__Tasks to perform__
[a] In the passage about the landscape on Uganda's border with Rwanda and the Democratic Republic of the Congo, what had nearly all of the forest and wetlands been cleared for?
[b] Continue the passage about the wetland on Uganda's border with Rwanda and the Democratic Republic of the Congo, starting after its last sentence.

__Exercise text__
□ □ □ □ □
As he looked across to the Ugandan side of the border with Rwanda and the Democratic Republic of the Congo, Biryahwaho Byamukama (BB) imagined the time, not so long ago, when rainforest stretched across the landscape, interspersed with abundant waterways and marsh lands. Now one of the most densely populated places in Africa, BB absorbed the reality that nearly all of the forest and wetlands had been cleared for agriculture. Of the hundreds of wetlands that once occupied this area, only the Rushebeya-Kanyabaha remained relatively intact. The Rushebeya-Kanyabaha wetland – the object of his concerted attention in recent years. BB contemplated its global habitat value to numerous species of birds, many of them threatened.
□ □ □ □ □
__Data for review__
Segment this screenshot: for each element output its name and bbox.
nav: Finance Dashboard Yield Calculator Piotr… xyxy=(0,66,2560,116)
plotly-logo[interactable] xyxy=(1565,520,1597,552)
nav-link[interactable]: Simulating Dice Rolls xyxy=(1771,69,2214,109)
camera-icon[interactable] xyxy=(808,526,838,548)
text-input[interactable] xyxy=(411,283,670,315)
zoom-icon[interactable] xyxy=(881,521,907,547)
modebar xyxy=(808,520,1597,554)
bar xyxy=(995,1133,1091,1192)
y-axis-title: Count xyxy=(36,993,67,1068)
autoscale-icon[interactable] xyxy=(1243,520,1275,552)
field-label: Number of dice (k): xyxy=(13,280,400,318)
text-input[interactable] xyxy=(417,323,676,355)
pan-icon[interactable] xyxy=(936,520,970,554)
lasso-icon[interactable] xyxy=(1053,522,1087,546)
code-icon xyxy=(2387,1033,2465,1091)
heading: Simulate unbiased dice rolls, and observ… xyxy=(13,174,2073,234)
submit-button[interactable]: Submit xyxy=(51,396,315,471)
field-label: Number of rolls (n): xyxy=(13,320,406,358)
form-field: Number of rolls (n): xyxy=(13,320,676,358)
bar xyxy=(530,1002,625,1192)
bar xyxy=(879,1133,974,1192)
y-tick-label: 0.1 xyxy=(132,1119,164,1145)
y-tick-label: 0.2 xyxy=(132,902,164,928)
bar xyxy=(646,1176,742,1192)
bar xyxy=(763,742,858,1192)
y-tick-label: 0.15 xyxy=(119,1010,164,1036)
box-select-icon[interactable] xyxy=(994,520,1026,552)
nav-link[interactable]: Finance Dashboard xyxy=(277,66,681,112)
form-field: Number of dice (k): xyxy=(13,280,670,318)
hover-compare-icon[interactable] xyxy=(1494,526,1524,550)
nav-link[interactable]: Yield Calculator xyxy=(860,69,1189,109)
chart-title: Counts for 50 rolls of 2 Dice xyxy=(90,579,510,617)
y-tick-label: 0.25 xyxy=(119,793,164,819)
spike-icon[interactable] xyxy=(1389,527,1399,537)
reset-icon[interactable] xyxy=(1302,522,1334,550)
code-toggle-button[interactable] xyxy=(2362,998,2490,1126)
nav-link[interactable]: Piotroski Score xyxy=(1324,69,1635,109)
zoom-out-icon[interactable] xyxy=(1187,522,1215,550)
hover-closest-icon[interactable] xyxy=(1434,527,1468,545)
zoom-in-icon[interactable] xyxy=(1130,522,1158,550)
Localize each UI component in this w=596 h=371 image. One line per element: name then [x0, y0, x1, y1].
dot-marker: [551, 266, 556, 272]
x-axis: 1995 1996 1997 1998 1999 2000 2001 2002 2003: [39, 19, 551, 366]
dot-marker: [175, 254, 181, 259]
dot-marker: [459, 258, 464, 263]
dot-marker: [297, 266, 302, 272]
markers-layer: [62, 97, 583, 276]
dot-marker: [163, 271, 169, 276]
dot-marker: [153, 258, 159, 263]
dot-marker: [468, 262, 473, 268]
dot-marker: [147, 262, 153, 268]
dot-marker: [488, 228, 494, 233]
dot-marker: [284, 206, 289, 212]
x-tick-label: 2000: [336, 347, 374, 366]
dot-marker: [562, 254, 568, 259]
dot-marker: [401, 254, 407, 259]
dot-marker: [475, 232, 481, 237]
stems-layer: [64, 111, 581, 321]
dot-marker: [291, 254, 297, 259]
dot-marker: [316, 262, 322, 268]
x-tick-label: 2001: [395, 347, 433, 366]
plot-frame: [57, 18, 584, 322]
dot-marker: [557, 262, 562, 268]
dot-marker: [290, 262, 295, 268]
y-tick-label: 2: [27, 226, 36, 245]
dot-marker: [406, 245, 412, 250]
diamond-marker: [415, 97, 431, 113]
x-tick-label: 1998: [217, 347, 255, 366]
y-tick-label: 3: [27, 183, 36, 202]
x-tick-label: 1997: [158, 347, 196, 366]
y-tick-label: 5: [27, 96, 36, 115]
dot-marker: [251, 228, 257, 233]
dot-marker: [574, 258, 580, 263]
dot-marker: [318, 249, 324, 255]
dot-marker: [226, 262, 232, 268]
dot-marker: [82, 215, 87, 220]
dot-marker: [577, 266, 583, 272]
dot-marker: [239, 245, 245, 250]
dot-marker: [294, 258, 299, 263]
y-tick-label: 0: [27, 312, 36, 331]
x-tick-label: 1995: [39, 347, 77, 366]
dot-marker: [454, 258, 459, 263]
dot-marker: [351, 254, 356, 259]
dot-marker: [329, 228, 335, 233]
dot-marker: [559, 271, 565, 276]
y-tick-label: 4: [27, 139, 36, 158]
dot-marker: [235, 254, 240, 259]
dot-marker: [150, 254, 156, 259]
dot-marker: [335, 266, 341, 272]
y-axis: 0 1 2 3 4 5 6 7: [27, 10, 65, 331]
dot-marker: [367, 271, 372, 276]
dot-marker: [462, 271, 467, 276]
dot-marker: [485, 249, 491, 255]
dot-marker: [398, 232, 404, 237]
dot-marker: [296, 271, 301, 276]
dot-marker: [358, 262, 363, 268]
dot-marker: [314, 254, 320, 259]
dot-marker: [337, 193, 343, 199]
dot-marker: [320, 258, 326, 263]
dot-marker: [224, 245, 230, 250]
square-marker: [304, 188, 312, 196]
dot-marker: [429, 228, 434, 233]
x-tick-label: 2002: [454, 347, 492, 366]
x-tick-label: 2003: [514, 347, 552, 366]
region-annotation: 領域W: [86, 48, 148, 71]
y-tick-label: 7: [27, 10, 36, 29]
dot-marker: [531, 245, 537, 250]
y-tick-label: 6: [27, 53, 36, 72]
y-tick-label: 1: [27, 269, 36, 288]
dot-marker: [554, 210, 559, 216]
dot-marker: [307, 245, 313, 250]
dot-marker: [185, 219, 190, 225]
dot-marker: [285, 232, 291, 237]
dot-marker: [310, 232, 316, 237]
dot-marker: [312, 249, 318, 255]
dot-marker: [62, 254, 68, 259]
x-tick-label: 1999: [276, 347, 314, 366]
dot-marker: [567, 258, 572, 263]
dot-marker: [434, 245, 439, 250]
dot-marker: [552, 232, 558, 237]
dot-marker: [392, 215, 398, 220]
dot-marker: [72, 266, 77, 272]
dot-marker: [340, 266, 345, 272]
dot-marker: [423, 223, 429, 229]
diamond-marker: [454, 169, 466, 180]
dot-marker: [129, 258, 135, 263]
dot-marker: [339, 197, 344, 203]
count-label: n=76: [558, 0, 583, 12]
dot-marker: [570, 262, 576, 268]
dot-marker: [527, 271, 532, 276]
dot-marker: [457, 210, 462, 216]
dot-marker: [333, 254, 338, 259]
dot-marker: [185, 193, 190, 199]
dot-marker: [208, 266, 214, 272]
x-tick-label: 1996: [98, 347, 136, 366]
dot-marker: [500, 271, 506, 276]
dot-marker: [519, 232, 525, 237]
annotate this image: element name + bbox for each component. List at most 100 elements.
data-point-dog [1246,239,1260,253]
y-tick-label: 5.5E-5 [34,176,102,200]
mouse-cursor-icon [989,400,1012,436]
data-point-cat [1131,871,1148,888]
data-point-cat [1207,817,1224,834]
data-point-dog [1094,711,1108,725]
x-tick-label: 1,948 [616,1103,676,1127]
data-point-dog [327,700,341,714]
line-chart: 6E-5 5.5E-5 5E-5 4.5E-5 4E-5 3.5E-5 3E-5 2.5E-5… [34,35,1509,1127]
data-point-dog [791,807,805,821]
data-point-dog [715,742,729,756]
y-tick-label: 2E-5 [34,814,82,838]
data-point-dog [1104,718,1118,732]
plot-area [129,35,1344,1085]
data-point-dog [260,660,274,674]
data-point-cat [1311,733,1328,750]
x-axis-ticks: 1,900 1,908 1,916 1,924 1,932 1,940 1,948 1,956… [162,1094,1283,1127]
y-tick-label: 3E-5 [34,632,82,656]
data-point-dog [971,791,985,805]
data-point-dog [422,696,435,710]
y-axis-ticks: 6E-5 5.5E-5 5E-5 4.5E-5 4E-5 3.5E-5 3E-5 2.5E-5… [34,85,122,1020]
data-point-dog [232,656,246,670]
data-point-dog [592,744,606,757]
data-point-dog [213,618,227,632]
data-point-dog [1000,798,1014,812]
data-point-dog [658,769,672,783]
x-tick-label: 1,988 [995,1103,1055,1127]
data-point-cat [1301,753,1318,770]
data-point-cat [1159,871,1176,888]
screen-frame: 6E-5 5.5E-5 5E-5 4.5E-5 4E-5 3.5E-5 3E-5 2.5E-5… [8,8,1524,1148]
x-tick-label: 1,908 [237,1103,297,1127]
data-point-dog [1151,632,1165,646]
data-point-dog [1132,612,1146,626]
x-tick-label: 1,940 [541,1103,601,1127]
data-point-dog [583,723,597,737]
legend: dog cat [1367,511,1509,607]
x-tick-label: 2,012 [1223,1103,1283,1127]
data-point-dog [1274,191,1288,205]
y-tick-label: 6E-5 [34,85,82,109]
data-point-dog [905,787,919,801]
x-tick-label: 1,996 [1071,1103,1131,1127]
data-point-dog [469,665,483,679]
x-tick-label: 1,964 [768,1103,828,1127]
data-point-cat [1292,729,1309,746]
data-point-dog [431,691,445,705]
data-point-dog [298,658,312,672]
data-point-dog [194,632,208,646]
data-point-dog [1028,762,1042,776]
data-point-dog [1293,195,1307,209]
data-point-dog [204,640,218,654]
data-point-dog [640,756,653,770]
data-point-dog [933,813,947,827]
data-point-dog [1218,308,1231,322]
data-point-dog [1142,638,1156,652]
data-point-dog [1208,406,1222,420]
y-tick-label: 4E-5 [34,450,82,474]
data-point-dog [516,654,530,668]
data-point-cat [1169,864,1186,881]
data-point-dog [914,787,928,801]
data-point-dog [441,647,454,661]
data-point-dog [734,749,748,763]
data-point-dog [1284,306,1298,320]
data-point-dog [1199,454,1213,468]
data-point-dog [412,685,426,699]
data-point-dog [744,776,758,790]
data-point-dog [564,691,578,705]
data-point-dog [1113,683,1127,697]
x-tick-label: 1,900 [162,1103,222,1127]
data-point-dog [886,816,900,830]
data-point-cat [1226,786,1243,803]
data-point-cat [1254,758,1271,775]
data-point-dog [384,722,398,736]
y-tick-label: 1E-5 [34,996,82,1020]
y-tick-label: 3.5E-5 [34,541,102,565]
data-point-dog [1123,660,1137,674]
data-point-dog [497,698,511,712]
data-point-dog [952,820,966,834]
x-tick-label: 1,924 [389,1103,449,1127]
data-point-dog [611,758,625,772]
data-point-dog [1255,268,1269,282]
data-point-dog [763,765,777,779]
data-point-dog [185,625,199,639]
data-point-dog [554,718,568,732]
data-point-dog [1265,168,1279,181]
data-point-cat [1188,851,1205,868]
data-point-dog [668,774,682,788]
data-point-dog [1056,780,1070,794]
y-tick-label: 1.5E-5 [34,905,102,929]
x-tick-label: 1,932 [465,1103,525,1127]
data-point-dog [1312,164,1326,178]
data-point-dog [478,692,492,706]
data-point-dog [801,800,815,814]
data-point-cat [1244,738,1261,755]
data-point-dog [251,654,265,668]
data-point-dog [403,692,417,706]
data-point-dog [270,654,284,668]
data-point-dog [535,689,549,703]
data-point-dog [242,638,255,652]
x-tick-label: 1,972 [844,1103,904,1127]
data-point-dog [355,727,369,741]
□ □ □ □ □
__Answers to the problems__
[a] Agriculture.

[b]
Equally important, in his estimation, is the marshland’s provision of immeasurable benefits for people living in the area. Mud fishing, for example, where people pick fish from the muck underfoot with their bare hands. And the numerous raw materials that the wetland provides for craft-making, like the baskets that women weave for tourists and the mats that they make and sell for use in local houses. BB considered how vitally important these activities are which enable women to derive income from the wetland, one of the only reliable sources available to many of them.
BB reflected, too, on the critical importance of the wetland in providing water and electric power for use at Kisiisi Hospital, downstream. Such a vital institution - the only health care facility within hundreds of kilometers - servicing people of the wetland and beyond, and its electricity derived entirely from hydropower generated from this source. He wondered about the feasibility of the planned upgrading of the hydro-system to provide power to communities beyond the hospital, given the threats to the wetland ecosystem. If the wetland could no longer provide clean water free of silt, as many feared might happen, this essential electrical system was more likely to be shut down than expanded!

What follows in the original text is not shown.